> _Information supplied_:
=======

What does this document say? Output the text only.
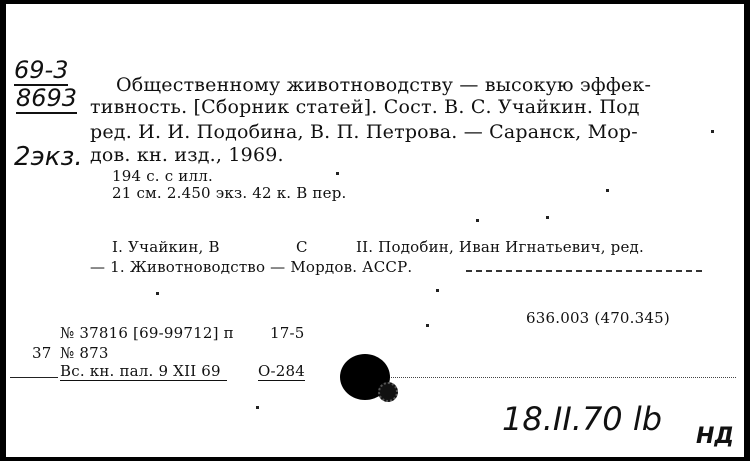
69-3
8693
2экз.
Общественному животноводству — высокую эффек-
тивность. [Сборник статей]. Сост. В. С. Учайкин. Под
ред. И. И. Подобина, В. П. Петрова. — Саранск, Мор-
дов. кн. изд., 1969.
194 с. с илл.
21 см. 2.450 экз. 42 к. В пер.
I. Учайкин, В	С	II. Подобин, Иван Игнатьевич, ред.
— 1. Животноводство — Мордов. АССР.
636.003 (470.345)
№ 37816 [69-99712] п 17-5
37 № 873
Вс. кн. пал. 9 XII 69	О-284
18.II.70 lb НД
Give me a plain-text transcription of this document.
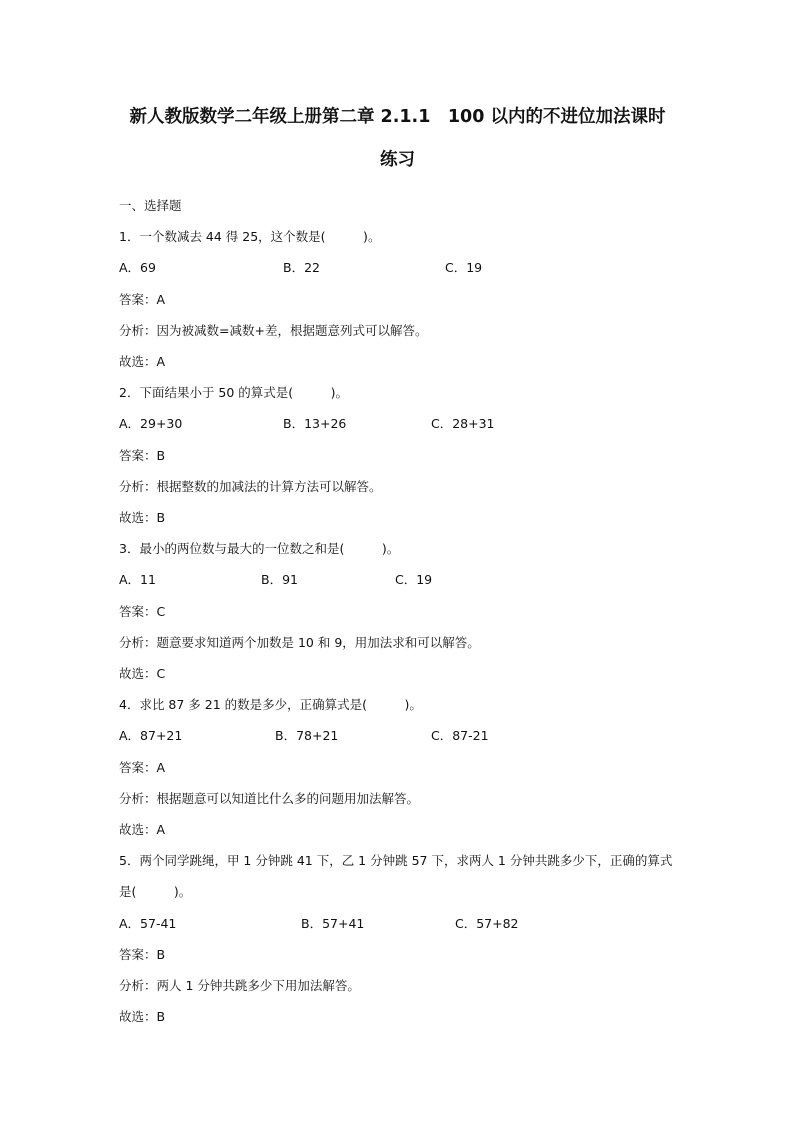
新人教版数学二年级上册第二章 2.1.1　100 以内的不进位加法课时
练习
一、选择题
1．一个数减去 44 得 25，这个数是(　　　)。
A．69	B．22	C．19
答案：A
分析：因为被减数=减数+差，根据题意列式可以解答。
故选：A
2．下面结果小于 50 的算式是(　　　)。
A．29+30	B．13+26	C．28+31
答案：B
分析：根据整数的加减法的计算方法可以解答。
故选：B
3．最小的两位数与最大的一位数之和是(　　　)。
A．11	B．91	C．19
答案：C
分析：题意要求知道两个加数是 10 和 9，用加法求和可以解答。
故选：C
4．求比 87 多 21 的数是多少，正确算式是(　　　)。
A．87+21	B．78+21	C．87-21
答案：A
分析：根据题意可以知道比什么多的问题用加法解答。
故选：A
5．两个同学跳绳，甲 1 分钟跳 41 下，乙 1 分钟跳 57 下，求两人 1 分钟共跳多少下，正确的算式是(　　　)。
A．57-41	B．57+41	C．57+82
答案：B
分析：两人 1 分钟共跳多少下用加法解答。
故选：B
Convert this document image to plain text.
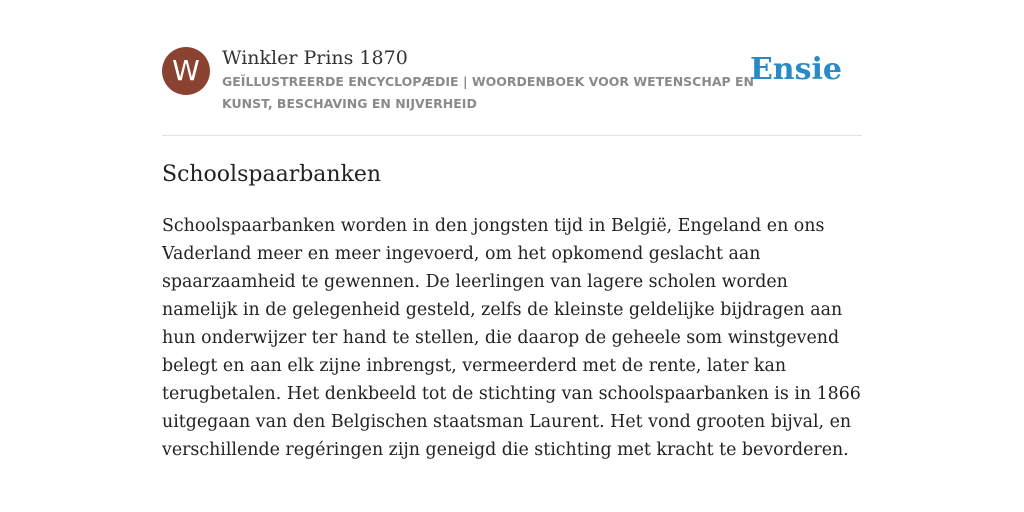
W	Winkler Prins 1870
GEÏLLUSTREERDE ENCYCLOPÆDIE | WOORDENBOEK VOOR WETENSCHAP EN KUNST, BESCHAVING EN NIJVERHEID
Ensie
Schoolspaarbanken

Schoolspaarbanken worden in den jongsten tijd in België, Engeland en ons Vaderland meer en meer ingevoerd, om het opkomend geslacht aan spaarzaamheid te gewennen. De leerlingen van lagere scholen worden namelijk in de gelegenheid gesteld, zelfs de kleinste geldelijke bijdragen aan hun onderwijzer ter hand te stellen, die daarop de geheele som winstgevend belegt en aan elk zijne inbrengst, vermeerderd met de rente, later kan terugbetalen. Het denkbeeld tot de stichting van schoolspaarbanken is in 1866 uitgegaan van den Belgischen staatsman Laurent. Het vond grooten bijval, en verschillende regéringen zijn geneigd die stichting met kracht te bevorderen.
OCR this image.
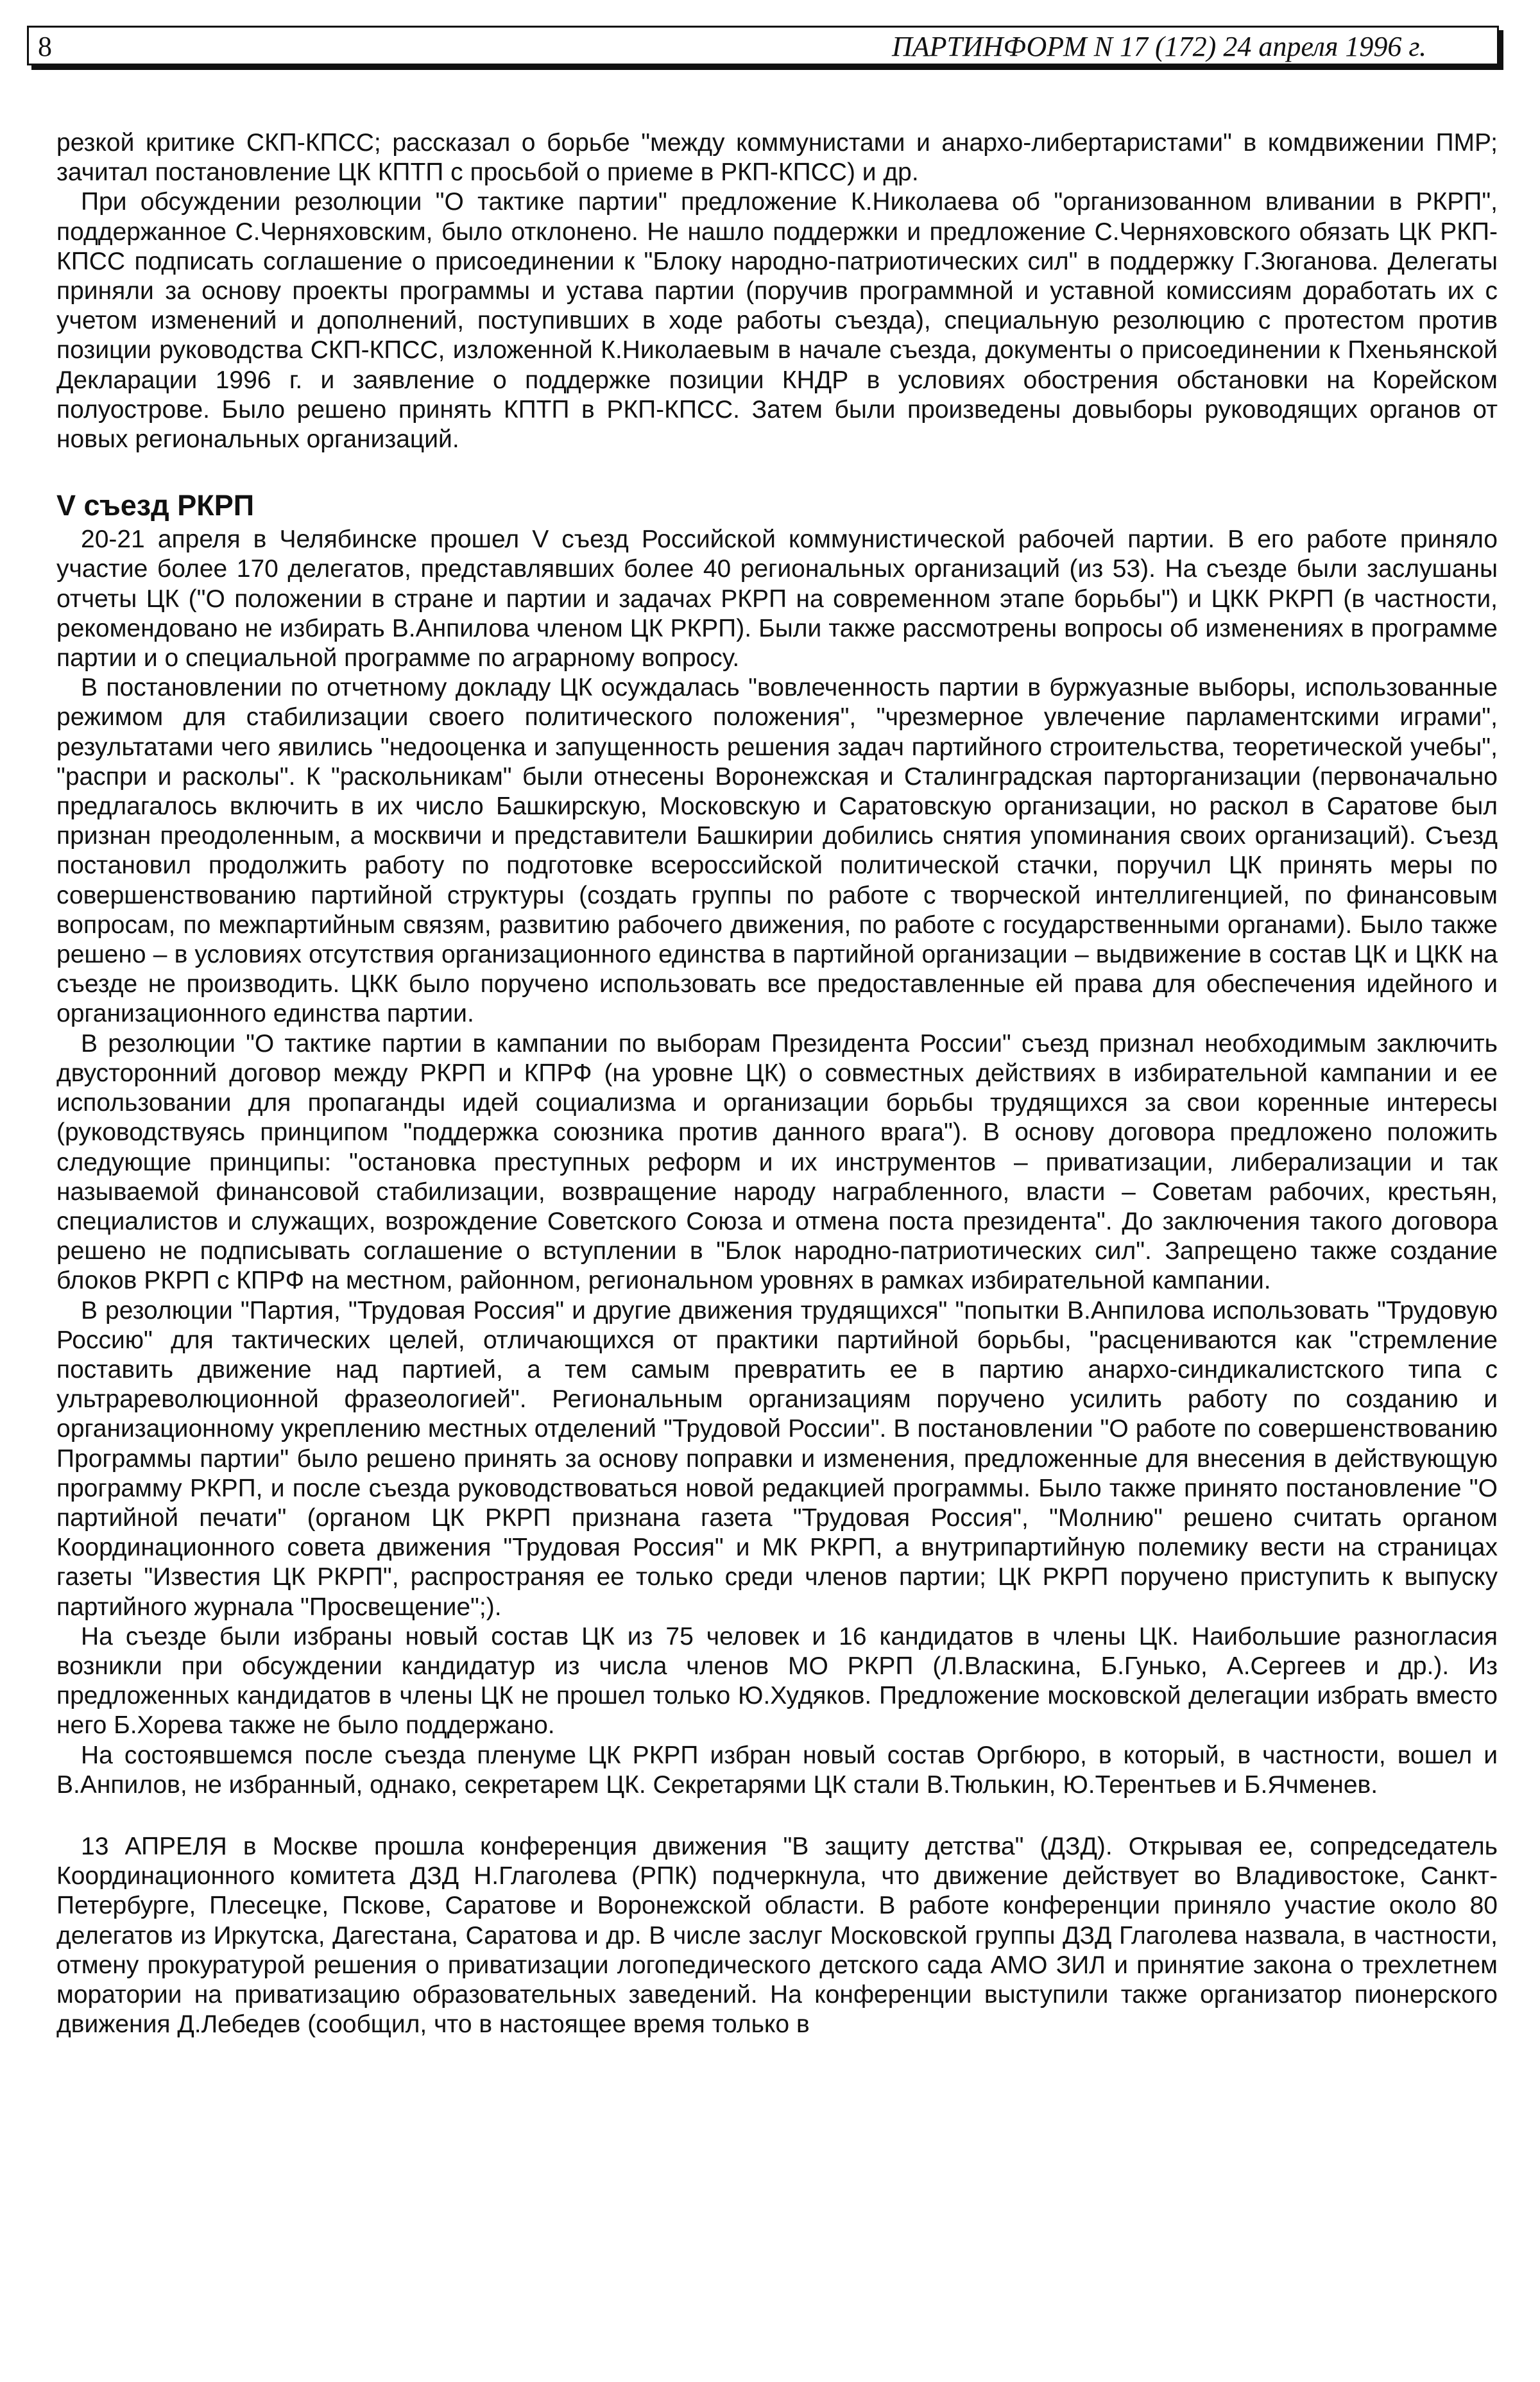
8	ПАРТИНФОРМ N 17 (172) 24 апреля 1996 г.

резкой критике СКП-КПСС; рассказал о борьбе "между коммунистами и анархо-либертаристами" в комдвижении ПМР; зачитал постановление ЦК КПТП с просьбой о приеме в РКП-КПСС) и др.

При обсуждении резолюции "О тактике партии" предложение К.Николаева об "организованном вливании в РКРП", поддержанное С.Черняховским, было отклонено. Не нашло поддержки и предложение С.Черняховского обязать ЦК РКП-КПСС подписать соглашение о присоединении к "Блоку народно-патриотических сил" в поддержку Г.Зюганова. Делегаты приняли за основу проекты программы и устава партии (поручив программной и уставной комиссиям доработать их с учетом изменений и дополнений, поступивших в ходе работы съезда), специальную резолюцию с протестом против позиции руководства СКП-КПСС, изложенной К.Николаевым в начале съезда, документы о присоединении к Пхеньянской Декларации 1996 г. и заявление о поддержке позиции КНДР в условиях обострения обстановки на Корейском полуострове. Было решено принять КПТП в РКП-КПСС. Затем были произведены довыборы руководящих органов от новых региональных организаций.

V съезд РКРП

20-21 апреля в Челябинске прошел V съезд Российской коммунистической рабочей партии. В его работе приняло участие более 170 делегатов, представлявших более 40 региональных организаций (из 53). На съезде были заслушаны отчеты ЦК ("О положении в стране и партии и задачах РКРП на современном этапе борьбы") и ЦКК РКРП (в частности, рекомендовано не избирать В.Анпилова членом ЦК РКРП). Были также рассмотрены вопросы об изменениях в программе партии и о специальной программе по аграрному вопросу.

В постановлении по отчетному докладу ЦК осуждалась "вовлеченность партии в буржуазные выборы, использованные режимом для стабилизации своего политического положения", "чрезмерное увлечение парламентскими играми", результатами чего явились "недооценка и запущенность решения задач партийного строительства, теоретической учебы", "распри и расколы". К "раскольникам" были отнесены Воронежская и Сталинградская парторганизации (первоначально предлагалось включить в их число Башкирскую, Московскую и Саратовскую организации, но раскол в Саратове был признан преодоленным, а москвичи и представители Башкирии добились снятия упоминания своих организаций). Съезд постановил продолжить работу по подготовке всероссийской политической стачки, поручил ЦК принять меры по совершенствованию партийной структуры (создать группы по работе с творческой интеллигенцией, по финансовым вопросам, по межпартийным связям, развитию рабочего движения, по работе с государственными органами). Было также решено – в условиях отсутствия организационного единства в партийной организации – выдвижение в состав ЦК и ЦКК на съезде не производить. ЦКК было поручено использовать все предоставленные ей права для обеспечения идейного и организационного единства партии.

В резолюции "О тактике партии в кампании по выборам Президента России" съезд признал необходимым заключить двусторонний договор между РКРП и КПРФ (на уровне ЦК) о совместных действиях в избирательной кампании и ее использовании для пропаганды идей социализма и организации борьбы трудящихся за свои коренные интересы (руководствуясь принципом "поддержка союзника против данного врага"). В основу договора предложено положить следующие принципы: "остановка преступных реформ и их инструментов – приватизации, либерализации и так называемой финансовой стабилизации, возвращение народу награбленного, власти – Советам рабочих, крестьян, специалистов и служащих, возрождение Советского Союза и отмена поста президента". До заключения такого договора решено не подписывать соглашение о вступлении в "Блок народно-патриотических сил". Запрещено также создание блоков РКРП с КПРФ на местном, районном, региональном уровнях в рамках избирательной кампании.

В резолюции "Партия, "Трудовая Россия" и другие движения трудящихся" "попытки В.Анпилова использовать "Трудовую Россию" для тактических целей, отличающихся от практики партийной борьбы, "расцениваются как "стремление поставить движение над партией, а тем самым превратить ее в партию анархо-синдикалистского типа с ультрареволюционной фразеологией". Региональным организациям поручено усилить работу по созданию и организационному укреплению местных отделений "Трудовой России". В постановлении "О работе по совершенствованию Программы партии" было решено принять за основу поправки и изменения, предложенные для внесения в действующую программу РКРП, и после съезда руководствоваться новой редакцией программы. Было также принято постановление "О партийной печати" (органом ЦК РКРП признана газета "Трудовая Россия", "Молнию" решено считать органом Координационного совета движения "Трудовая Россия" и МК РКРП, а внутрипартийную полемику вести на страницах газеты "Известия ЦК РКРП", распространяя ее только среди членов партии; ЦК РКРП поручено приступить к выпуску партийного журнала "Просвещение";).

На съезде были избраны новый состав ЦК из 75 человек и 16 кандидатов в члены ЦК. Наибольшие разногласия возникли при обсуждении кандидатур из числа членов МО РКРП (Л.Власкина, Б.Гунько, А.Сергеев и др.). Из предложенных кандидатов в члены ЦК не прошел только Ю.Худяков. Предложение московской делегации избрать вместо него Б.Хорева также не было поддержано.

На состоявшемся после съезда пленуме ЦК РКРП избран новый состав Оргбюро, в который, в частности, вошел и В.Анпилов, не избранный, однако, секретарем ЦК. Секретарями ЦК стали В.Тюлькин, Ю.Терентьев и Б.Ячменев.

13 АПРЕЛЯ в Москве прошла конференция движения "В защиту детства" (ДЗД). Открывая ее, сопредседатель Координационного комитета ДЗД Н.Глаголева (РПК) подчеркнула, что движение действует во Владивостоке, Санкт-Петербурге, Плесецке, Пскове, Саратове и Воронежской области. В работе конференции приняло участие около 80 делегатов из Иркутска, Дагестана, Саратова и др. В числе заслуг Московской группы ДЗД Глаголева назвала, в частности, отмену прокуратурой решения о приватизации логопедического детского сада АМО ЗИЛ и принятие закона о трехлетнем моратории на приватизацию образовательных заведений. На конференции выступили также организатор пионерского движения Д.Лебедев (сообщил, что в настоящее время только в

=======

> _Task brief_: Say how many lines of the data include the word "this". Nothing other than the number should be given.

> _The completed task_: 4